STORED RECORDS:
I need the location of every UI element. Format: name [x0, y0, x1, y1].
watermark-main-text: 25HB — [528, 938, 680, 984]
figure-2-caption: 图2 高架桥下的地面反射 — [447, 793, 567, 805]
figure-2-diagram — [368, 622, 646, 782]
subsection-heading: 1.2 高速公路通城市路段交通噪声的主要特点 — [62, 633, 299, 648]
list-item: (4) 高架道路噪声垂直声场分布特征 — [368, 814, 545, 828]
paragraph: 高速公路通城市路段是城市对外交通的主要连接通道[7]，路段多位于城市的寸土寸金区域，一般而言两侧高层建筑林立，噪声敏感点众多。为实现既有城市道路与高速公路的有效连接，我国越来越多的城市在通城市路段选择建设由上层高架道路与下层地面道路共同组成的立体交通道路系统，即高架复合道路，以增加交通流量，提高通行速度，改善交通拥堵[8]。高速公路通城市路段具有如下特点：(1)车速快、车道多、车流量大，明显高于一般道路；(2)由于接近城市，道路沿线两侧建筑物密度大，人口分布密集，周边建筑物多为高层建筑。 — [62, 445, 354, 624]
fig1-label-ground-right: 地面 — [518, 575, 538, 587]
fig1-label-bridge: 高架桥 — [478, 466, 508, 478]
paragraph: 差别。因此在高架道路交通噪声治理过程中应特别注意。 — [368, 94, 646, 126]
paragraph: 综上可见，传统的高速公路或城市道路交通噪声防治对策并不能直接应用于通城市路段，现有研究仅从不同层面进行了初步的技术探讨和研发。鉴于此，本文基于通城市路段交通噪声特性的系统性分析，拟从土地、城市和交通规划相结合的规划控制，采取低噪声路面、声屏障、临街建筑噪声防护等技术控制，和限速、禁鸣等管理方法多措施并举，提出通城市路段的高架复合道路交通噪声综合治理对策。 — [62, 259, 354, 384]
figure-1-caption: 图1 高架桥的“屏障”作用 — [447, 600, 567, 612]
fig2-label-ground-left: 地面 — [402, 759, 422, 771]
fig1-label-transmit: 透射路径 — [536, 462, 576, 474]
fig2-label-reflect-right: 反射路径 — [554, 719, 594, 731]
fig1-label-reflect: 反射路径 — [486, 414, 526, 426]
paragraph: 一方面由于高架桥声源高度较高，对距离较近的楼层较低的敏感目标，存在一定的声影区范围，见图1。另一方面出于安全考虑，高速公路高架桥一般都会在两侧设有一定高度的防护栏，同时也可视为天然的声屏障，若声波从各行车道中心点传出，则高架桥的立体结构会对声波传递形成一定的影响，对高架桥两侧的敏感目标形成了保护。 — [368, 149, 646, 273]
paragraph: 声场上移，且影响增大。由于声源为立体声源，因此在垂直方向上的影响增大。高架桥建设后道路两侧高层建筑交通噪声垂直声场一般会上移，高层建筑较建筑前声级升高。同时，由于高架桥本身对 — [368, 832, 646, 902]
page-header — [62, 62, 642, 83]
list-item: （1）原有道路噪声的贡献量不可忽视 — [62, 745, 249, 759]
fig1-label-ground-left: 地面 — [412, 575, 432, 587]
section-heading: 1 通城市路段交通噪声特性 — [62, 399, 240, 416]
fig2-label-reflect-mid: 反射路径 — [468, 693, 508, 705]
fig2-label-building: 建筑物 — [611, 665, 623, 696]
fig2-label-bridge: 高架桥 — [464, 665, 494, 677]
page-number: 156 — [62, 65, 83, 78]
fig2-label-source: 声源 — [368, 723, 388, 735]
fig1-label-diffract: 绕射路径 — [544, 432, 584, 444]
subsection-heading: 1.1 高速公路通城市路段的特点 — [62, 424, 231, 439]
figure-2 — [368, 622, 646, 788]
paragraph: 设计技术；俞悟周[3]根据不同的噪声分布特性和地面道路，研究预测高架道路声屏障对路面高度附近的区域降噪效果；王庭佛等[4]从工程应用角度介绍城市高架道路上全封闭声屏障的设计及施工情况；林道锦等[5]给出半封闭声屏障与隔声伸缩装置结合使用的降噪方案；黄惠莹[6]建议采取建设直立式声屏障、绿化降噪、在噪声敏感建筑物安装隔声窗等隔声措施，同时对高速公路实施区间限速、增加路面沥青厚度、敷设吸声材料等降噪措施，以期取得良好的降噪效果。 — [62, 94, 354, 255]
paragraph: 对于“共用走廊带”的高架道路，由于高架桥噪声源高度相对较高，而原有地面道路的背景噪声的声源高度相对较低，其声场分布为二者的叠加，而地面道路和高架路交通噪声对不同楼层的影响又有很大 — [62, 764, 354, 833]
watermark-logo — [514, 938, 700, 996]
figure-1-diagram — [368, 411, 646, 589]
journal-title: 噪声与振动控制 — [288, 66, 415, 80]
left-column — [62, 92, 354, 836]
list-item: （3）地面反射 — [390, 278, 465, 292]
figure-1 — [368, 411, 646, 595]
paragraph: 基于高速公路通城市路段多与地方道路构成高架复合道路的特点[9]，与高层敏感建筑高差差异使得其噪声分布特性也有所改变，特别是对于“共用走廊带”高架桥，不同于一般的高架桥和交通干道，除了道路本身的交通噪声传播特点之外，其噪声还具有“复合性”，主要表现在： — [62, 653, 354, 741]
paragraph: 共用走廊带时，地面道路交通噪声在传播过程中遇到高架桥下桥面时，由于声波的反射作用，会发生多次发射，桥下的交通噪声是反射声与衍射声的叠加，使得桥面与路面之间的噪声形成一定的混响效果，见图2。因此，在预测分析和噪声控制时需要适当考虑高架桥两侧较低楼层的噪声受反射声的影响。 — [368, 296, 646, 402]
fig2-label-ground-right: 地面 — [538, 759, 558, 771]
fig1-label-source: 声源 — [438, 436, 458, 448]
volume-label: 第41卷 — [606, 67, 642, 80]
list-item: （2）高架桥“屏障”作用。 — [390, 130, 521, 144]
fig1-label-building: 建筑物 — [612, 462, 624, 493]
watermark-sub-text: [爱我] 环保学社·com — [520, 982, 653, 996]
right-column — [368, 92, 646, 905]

WORK REQUIRED: Rewrite the data above as a numbered list, omitting any blank lines.

RESPONSE BELOW:
1. I need the location of every UI element. Format: name [x0, y0, x1, y1].
2. watermark-main-text: 25HB — [528, 938, 680, 984]
3. figure-2-caption: 图2 高架桥下的地面反射 — [447, 793, 567, 805]
4. figure-2-diagram — [368, 622, 646, 782]
5. subsection-heading: 1.2 高速公路通城市路段交通噪声的主要特点 — [62, 633, 299, 648]
6. list-item: (4) 高架道路噪声垂直声场分布特征 — [368, 814, 545, 828]
7. paragraph: 高速公路通城市路段是城市对外交通的主要连接通道[7]，路段多位于城市的寸土寸金区域，一般而言两侧高层建筑林立，噪声敏感点众多。为实现既有城市道路与高速公路的有效连接，我国越来越多的城市在通城市路段选择建设由上层高架道路与下层地面道路共同组成的立体交通道路系统，即高架复合道路，以增加交通流量，提高通行速度，改善交通拥堵[8]。高速公路通城市路段具有如下特点：(1)车速快、车道多、车流量大，明显高于一般道路；(2)由于接近城市，道路沿线两侧建筑物密度大，人口分布密集，周边建筑物多为高层建筑。 — [62, 445, 354, 624]
8. fig1-label-ground-right: 地面 — [518, 575, 538, 587]
9. fig1-label-bridge: 高架桥 — [478, 466, 508, 478]
10. paragraph: 差别。因此在高架道路交通噪声治理过程中应特别注意。 — [368, 94, 646, 126]
11. paragraph: 综上可见，传统的高速公路或城市道路交通噪声防治对策并不能直接应用于通城市路段，现有研究仅从不同层面进行了初步的技术探讨和研发。鉴于此，本文基于通城市路段交通噪声特性的系统性分析，拟从土地、城市和交通规划相结合的规划控制，采取低噪声路面、声屏障、临街建筑噪声防护等技术控制，和限速、禁鸣等管理方法多措施并举，提出通城市路段的高架复合道路交通噪声综合治理对策。 — [62, 259, 354, 384]
12. figure-1-caption: 图1 高架桥的“屏障”作用 — [447, 600, 567, 612]
13. fig2-label-ground-left: 地面 — [402, 759, 422, 771]
14. fig1-label-transmit: 透射路径 — [536, 462, 576, 474]
15. fig2-label-reflect-right: 反射路径 — [554, 719, 594, 731]
16. fig1-label-reflect: 反射路径 — [486, 414, 526, 426]
17. paragraph: 一方面由于高架桥声源高度较高，对距离较近的楼层较低的敏感目标，存在一定的声影区范围，见图1。另一方面出于安全考虑，高速公路高架桥一般都会在两侧设有一定高度的防护栏，同时也可视为天然的声屏障，若声波从各行车道中心点传出，则高架桥的立体结构会对声波传递形成一定的影响，对高架桥两侧的敏感目标形成了保护。 — [368, 149, 646, 273]
18. paragraph: 声场上移，且影响增大。由于声源为立体声源，因此在垂直方向上的影响增大。高架桥建设后道路两侧高层建筑交通噪声垂直声场一般会上移，高层建筑较建筑前声级升高。同时，由于高架桥本身对 — [368, 832, 646, 902]
19. page-header — [62, 62, 642, 83]
20. list-item: （1）原有道路噪声的贡献量不可忽视 — [62, 745, 249, 759]
21. fig1-label-ground-left: 地面 — [412, 575, 432, 587]
22. section-heading: 1 通城市路段交通噪声特性 — [62, 399, 240, 416]
23. fig2-label-reflect-mid: 反射路径 — [468, 693, 508, 705]
24. fig2-label-building: 建筑物 — [611, 665, 623, 696]
25. fig2-label-bridge: 高架桥 — [464, 665, 494, 677]
26. page-number: 156 — [62, 65, 83, 78]
27. fig2-label-source: 声源 — [368, 723, 388, 735]
28. fig1-label-diffract: 绕射路径 — [544, 432, 584, 444]
29. subsection-heading: 1.1 高速公路通城市路段的特点 — [62, 424, 231, 439]
30. figure-2 — [368, 622, 646, 788]
31. paragraph: 设计技术；俞悟周[3]根据不同的噪声分布特性和地面道路，研究预测高架道路声屏障对路面高度附近的区域降噪效果；王庭佛等[4]从工程应用角度介绍城市高架道路上全封闭声屏障的设计及施工情况；林道锦等[5]给出半封闭声屏障与隔声伸缩装置结合使用的降噪方案；黄惠莹[6]建议采取建设直立式声屏障、绿化降噪、在噪声敏感建筑物安装隔声窗等隔声措施，同时对高速公路实施区间限速、增加路面沥青厚度、敷设吸声材料等降噪措施，以期取得良好的降噪效果。 — [62, 94, 354, 255]
32. paragraph: 对于“共用走廊带”的高架道路，由于高架桥噪声源高度相对较高，而原有地面道路的背景噪声的声源高度相对较低，其声场分布为二者的叠加，而地面道路和高架路交通噪声对不同楼层的影响又有很大 — [62, 764, 354, 833]
33. watermark-logo — [514, 938, 700, 996]
34. figure-1-diagram — [368, 411, 646, 589]
35. journal-title: 噪声与振动控制 — [288, 66, 415, 80]
36. left-column — [62, 92, 354, 836]
37. list-item: （3）地面反射 — [390, 278, 465, 292]
38. figure-1 — [368, 411, 646, 595]
39. paragraph: 基于高速公路通城市路段多与地方道路构成高架复合道路的特点[9]，与高层敏感建筑高差差异使得其噪声分布特性也有所改变，特别是对于“共用走廊带”高架桥，不同于一般的高架桥和交通干道，除了道路本身的交通噪声传播特点之外，其噪声还具有“复合性”，主要表现在： — [62, 653, 354, 741]
40. paragraph: 共用走廊带时，地面道路交通噪声在传播过程中遇到高架桥下桥面时，由于声波的反射作用，会发生多次发射，桥下的交通噪声是反射声与衍射声的叠加，使得桥面与路面之间的噪声形成一定的混响效果，见图2。因此，在预测分析和噪声控制时需要适当考虑高架桥两侧较低楼层的噪声受反射声的影响。 — [368, 296, 646, 402]
41. fig2-label-ground-right: 地面 — [538, 759, 558, 771]
42. fig1-label-source: 声源 — [438, 436, 458, 448]
43. volume-label: 第41卷 — [606, 67, 642, 80]
44. list-item: （2）高架桥“屏障”作用。 — [390, 130, 521, 144]
45. fig1-label-building: 建筑物 — [612, 462, 624, 493]
46. watermark-sub-text: [爱我] 环保学社·com — [520, 982, 653, 996]
47. right-column — [368, 92, 646, 905]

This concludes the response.